## SET EXERCISE
Will you give every entry again exactly as it stands?

(Saved data entries)

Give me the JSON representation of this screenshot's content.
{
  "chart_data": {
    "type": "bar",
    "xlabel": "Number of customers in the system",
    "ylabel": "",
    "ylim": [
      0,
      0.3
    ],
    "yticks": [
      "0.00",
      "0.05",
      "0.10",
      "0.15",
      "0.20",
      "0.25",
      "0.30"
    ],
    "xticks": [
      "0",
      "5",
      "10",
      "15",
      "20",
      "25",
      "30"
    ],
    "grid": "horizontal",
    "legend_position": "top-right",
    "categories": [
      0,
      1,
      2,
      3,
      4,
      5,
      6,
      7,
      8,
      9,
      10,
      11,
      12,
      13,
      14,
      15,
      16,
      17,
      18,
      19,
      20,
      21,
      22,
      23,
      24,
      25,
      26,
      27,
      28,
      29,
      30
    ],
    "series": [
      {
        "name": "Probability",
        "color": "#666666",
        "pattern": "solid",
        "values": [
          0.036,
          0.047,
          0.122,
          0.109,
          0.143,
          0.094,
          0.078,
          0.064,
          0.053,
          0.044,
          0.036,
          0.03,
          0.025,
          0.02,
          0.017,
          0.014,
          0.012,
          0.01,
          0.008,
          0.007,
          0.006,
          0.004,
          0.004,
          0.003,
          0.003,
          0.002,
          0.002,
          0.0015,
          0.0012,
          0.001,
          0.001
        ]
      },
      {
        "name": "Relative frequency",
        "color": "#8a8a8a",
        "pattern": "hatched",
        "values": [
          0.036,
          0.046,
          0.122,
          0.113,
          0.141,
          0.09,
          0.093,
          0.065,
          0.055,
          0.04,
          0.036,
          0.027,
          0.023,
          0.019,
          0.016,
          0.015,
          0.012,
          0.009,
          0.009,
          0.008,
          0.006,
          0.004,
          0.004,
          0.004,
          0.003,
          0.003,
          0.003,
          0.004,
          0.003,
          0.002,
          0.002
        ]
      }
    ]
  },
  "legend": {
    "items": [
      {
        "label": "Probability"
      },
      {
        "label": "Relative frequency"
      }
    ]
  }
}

## RIGHT ANSWER
Give me the JSON representation of this screenshot's content.
{
  "chart_data": {
    "type": "bar",
    "xlabel": "Number of customers in the system",
    "ylabel": "",
    "ylim": [
      0,
      0.3
    ],
    "yticks": [
      "0.00",
      "0.05",
      "0.10",
      "0.15",
      "0.20",
      "0.25",
      "0.30"
    ],
    "xticks": [
      "0",
      "5",
      "10",
      "15",
      "20",
      "25",
      "30"
    ],
    "grid": "horizontal",
    "legend_position": "top-right",
    "categories": [
      0,
      1,
      2,
      3,
      4,
      5,
      6,
      7,
      8,
      9,
      10,
      11,
      12,
      13,
      14,
      15,
      16,
      17,
      18,
      19,
      20,
      21,
      22,
      23,
      24,
      25,
      26,
      27,
      28,
      29,
      30
    ],
    "series": [
      {
        "name": "Probability",
        "color": "#666666",
        "pattern": "solid",
        "values": [
          0.036,
          0.047,
          0.122,
          0.109,
          0.143,
          0.094,
          0.078,
          0.064,
          0.053,
          0.044,
          0.036,
          0.03,
          0.025,
          0.02,
          0.017,
          0.014,
          0.012,
          0.01,
          0.008,
          0.007,
          0.006,
          0.004,
          0.004,
          0.003,
          0.003,
          0.002,
          0.002,
          0.0015,
          0.0012,
          0.001,
          0.001
        ]
      },
      {
        "name": "Relative frequency",
        "color": "#8a8a8a",
        "pattern": "hatched",
        "values": [
          0.036,
          0.046,
          0.122,
          0.113,
          0.141,
          0.09,
          0.093,
          0.065,
          0.055,
          0.04,
          0.036,
          0.027,
          0.023,
          0.019,
          0.016,
          0.015,
          0.012,
          0.009,
          0.009,
          0.008,
          0.006,
          0.004,
          0.004,
          0.004,
          0.003,
          0.003,
          0.003,
          0.004,
          0.003,
          0.002,
          0.002
        ]
      }
    ]
  },
  "legend": {
    "items": [
      {
        "label": "Probability"
      },
      {
        "label": "Relative frequency"
      }
    ]
  }
}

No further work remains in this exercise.